»»
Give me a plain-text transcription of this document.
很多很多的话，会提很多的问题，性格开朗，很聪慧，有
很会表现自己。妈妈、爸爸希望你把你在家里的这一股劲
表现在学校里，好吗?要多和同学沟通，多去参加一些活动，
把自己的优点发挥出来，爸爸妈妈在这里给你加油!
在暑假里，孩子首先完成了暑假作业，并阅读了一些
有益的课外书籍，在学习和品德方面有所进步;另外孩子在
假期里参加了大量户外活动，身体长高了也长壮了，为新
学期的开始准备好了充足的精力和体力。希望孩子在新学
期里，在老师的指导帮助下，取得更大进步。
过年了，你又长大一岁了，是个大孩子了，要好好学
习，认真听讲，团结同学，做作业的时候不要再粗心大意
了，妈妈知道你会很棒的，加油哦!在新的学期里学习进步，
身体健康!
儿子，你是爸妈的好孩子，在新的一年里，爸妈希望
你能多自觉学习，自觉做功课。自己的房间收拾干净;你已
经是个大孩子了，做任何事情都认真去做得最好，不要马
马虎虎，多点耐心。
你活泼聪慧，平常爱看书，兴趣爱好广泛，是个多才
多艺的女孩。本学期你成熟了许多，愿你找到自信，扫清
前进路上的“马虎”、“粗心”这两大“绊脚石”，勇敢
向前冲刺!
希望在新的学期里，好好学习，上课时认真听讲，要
««
## Task to complete
Write out the full listing exactly as given.

## Exercise result
Give me a plain-text transcription of this document.
很多很多的话，会提很多的问题，性格开朗，很聪慧，有
很会表现自己。妈妈、爸爸希望你把你在家里的这一股劲
表现在学校里，好吗?要多和同学沟通，多去参加一些活动，
把自己的优点发挥出来，爸爸妈妈在这里给你加油!
在暑假里，孩子首先完成了暑假作业，并阅读了一些
有益的课外书籍，在学习和品德方面有所进步;另外孩子在
假期里参加了大量户外活动，身体长高了也长壮了，为新
学期的开始准备好了充足的精力和体力。希望孩子在新学
期里，在老师的指导帮助下，取得更大进步。
过年了，你又长大一岁了，是个大孩子了，要好好学
习，认真听讲，团结同学，做作业的时候不要再粗心大意
了，妈妈知道你会很棒的，加油哦!在新的学期里学习进步，
身体健康!
儿子，你是爸妈的好孩子，在新的一年里，爸妈希望
你能多自觉学习，自觉做功课。自己的房间收拾干净;你已
经是个大孩子了，做任何事情都认真去做得最好，不要马
马虎虎，多点耐心。
你活泼聪慧，平常爱看书，兴趣爱好广泛，是个多才
多艺的女孩。本学期你成熟了许多，愿你找到自信，扫清
前进路上的“马虎”、“粗心”这两大“绊脚石”，勇敢
向前冲刺!
希望在新的学期里，好好学习，上课时认真听讲，要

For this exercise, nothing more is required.